→ **Task to carry out**: From the entries that follow, extract each line holding the string "Precipitação".

→ **Record excerpts**:
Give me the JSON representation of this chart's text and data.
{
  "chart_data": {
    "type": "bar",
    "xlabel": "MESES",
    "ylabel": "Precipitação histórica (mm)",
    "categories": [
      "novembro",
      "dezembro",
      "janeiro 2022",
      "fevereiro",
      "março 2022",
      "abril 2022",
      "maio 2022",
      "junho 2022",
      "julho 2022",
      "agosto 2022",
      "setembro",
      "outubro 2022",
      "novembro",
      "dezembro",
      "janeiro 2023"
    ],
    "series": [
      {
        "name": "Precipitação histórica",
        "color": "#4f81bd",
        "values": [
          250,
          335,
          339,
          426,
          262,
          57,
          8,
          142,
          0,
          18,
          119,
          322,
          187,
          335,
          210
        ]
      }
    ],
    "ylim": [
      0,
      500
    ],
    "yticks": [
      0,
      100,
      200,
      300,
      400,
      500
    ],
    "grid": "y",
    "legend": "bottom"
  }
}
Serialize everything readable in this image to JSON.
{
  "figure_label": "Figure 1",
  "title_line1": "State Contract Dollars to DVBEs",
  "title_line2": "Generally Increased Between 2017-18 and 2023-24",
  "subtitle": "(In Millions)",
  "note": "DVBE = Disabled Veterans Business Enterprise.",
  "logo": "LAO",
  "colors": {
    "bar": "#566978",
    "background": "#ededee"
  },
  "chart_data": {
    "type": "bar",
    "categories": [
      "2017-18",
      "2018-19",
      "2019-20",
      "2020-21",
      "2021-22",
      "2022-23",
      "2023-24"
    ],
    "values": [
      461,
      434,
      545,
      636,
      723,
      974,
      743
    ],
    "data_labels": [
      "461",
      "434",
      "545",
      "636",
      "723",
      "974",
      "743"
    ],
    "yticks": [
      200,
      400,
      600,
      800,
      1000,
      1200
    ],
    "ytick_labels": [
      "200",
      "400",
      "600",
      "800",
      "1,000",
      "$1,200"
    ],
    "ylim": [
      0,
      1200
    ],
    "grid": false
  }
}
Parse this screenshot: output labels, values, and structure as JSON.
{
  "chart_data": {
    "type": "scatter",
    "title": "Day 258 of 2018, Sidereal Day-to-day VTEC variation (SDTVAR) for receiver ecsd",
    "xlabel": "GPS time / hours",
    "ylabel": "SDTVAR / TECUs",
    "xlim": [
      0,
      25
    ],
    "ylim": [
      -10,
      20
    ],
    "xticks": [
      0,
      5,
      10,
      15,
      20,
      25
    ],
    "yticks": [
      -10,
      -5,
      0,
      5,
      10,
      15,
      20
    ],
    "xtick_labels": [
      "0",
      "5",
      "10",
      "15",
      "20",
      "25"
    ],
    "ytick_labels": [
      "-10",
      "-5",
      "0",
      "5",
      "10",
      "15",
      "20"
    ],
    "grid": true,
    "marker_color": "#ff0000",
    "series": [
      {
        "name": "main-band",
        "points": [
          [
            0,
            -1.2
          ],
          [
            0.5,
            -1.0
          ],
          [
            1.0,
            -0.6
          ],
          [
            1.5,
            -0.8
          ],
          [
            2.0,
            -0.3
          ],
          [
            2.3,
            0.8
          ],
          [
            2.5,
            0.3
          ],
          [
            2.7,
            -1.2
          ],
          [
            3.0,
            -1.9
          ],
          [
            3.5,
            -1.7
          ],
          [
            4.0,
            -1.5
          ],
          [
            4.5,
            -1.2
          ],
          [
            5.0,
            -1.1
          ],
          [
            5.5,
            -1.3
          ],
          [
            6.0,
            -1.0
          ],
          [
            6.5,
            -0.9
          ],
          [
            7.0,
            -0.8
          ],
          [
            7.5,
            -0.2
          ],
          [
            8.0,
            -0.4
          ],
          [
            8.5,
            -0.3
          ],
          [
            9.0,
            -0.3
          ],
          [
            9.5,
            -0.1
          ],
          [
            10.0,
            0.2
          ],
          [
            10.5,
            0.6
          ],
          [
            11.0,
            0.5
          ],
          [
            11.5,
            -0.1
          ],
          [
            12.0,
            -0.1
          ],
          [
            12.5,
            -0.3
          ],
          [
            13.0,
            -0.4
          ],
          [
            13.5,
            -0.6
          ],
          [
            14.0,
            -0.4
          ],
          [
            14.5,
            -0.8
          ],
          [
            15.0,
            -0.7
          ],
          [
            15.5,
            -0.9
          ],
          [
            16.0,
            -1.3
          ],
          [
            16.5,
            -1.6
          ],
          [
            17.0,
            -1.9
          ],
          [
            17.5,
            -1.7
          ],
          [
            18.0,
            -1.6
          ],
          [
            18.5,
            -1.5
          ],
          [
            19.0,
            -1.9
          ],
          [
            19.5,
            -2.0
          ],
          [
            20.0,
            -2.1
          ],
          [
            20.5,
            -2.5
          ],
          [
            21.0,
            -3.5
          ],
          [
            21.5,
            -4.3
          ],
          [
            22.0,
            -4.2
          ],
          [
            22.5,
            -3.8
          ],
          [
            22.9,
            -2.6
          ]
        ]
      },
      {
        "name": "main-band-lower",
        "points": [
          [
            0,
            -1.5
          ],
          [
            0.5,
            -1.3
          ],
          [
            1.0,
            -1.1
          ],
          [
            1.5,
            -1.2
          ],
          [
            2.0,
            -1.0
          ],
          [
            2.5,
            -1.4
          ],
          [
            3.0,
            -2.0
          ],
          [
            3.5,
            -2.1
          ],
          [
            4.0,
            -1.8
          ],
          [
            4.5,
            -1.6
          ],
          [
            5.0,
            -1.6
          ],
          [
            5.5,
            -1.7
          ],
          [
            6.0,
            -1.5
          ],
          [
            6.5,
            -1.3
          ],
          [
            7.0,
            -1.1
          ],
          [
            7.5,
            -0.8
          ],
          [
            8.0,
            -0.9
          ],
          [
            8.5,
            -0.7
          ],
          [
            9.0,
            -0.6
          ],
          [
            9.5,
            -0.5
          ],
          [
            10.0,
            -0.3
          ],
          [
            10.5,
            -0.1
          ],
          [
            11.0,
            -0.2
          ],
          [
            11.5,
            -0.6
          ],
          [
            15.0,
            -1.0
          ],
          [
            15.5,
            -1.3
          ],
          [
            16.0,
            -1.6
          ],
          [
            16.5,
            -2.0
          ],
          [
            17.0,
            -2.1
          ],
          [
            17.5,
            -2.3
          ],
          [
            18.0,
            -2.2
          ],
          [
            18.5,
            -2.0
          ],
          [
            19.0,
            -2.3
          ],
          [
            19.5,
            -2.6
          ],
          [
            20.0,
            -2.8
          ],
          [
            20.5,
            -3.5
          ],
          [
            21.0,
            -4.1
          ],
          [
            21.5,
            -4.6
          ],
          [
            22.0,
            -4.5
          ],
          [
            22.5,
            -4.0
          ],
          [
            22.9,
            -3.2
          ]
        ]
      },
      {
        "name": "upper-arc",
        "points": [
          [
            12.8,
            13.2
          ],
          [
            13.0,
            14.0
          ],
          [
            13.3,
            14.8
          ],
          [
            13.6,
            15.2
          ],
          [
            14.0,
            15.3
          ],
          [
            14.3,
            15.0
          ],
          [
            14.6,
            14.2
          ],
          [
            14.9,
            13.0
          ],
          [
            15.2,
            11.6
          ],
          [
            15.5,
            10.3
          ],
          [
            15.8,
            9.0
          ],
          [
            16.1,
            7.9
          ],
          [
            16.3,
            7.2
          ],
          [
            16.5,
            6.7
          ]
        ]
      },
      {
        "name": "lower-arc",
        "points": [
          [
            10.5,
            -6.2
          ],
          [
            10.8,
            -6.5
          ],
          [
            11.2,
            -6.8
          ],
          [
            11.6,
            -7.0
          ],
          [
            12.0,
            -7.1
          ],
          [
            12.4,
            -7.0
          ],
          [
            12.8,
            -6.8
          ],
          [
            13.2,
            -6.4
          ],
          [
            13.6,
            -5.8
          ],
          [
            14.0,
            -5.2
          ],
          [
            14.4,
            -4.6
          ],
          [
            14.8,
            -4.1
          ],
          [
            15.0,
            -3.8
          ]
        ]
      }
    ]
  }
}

→ **Output of the exercise**:
    "ylabel": "Precipitação histórica (mm)",
        "name": "Precipitação histórica",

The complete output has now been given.